Dataset items
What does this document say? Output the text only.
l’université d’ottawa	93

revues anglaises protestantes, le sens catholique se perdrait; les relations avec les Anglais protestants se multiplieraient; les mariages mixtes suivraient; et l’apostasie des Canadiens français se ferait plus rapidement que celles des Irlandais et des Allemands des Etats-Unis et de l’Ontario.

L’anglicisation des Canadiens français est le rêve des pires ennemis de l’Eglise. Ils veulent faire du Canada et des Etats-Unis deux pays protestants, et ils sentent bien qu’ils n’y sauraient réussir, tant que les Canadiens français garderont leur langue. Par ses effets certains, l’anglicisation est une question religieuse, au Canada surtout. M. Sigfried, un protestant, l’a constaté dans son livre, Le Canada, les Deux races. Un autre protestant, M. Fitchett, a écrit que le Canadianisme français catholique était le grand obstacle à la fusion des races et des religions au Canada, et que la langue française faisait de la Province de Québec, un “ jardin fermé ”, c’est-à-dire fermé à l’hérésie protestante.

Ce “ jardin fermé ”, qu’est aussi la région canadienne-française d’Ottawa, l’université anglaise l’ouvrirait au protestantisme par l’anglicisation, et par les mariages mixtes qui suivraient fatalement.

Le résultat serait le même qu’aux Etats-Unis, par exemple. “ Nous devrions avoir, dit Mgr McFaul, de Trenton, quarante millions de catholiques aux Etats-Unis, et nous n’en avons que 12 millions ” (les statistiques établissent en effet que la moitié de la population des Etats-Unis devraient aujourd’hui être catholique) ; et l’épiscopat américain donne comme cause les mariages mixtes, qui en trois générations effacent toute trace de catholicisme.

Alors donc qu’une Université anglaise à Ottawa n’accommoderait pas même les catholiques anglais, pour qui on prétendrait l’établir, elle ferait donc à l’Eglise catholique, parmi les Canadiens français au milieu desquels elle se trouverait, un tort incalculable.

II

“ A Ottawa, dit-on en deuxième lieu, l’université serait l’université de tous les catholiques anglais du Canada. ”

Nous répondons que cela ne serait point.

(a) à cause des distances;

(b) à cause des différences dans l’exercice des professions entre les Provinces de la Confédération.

> [What this task involves]: Each record above should be output again exactly.

> [Result]:
What does this document say? Output the text only.
l’université d’ottawa	93

revues anglaises protestantes, le sens catholique se perdrait; les relations avec les Anglais protestants se multiplieraient; les mariages mixtes suivraient; et l’apostasie des Canadiens français se ferait plus rapidement que celles des Irlandais et des Allemands des Etats-Unis et de l’Ontario.

L’anglicisation des Canadiens français est le rêve des pires ennemis de l’Eglise. Ils veulent faire du Canada et des Etats-Unis deux pays protestants, et ils sentent bien qu’ils n’y sauraient réussir, tant que les Canadiens français garderont leur langue. Par ses effets certains, l’anglicisation est une question religieuse, au Canada surtout. M. Sigfried, un protestant, l’a constaté dans son livre, Le Canada, les Deux races. Un autre protestant, M. Fitchett, a écrit que le Canadianisme français catholique était le grand obstacle à la fusion des races et des religions au Canada, et que la langue française faisait de la Province de Québec, un “ jardin fermé ”, c’est-à-dire fermé à l’hérésie protestante.

Ce “ jardin fermé ”, qu’est aussi la région canadienne-française d’Ottawa, l’université anglaise l’ouvrirait au protestantisme par l’anglicisation, et par les mariages mixtes qui suivraient fatalement.

Le résultat serait le même qu’aux Etats-Unis, par exemple. “ Nous devrions avoir, dit Mgr McFaul, de Trenton, quarante millions de catholiques aux Etats-Unis, et nous n’en avons que 12 millions ” (les statistiques établissent en effet que la moitié de la population des Etats-Unis devraient aujourd’hui être catholique) ; et l’épiscopat américain donne comme cause les mariages mixtes, qui en trois générations effacent toute trace de catholicisme.

Alors donc qu’une Université anglaise à Ottawa n’accommoderait pas même les catholiques anglais, pour qui on prétendrait l’établir, elle ferait donc à l’Eglise catholique, parmi les Canadiens français au milieu desquels elle se trouverait, un tort incalculable.

II

“ A Ottawa, dit-on en deuxième lieu, l’université serait l’université de tous les catholiques anglais du Canada. ”

Nous répondons que cela ne serait point.

(a) à cause des distances;

(b) à cause des différences dans l’exercice des professions entre les Provinces de la Confédération.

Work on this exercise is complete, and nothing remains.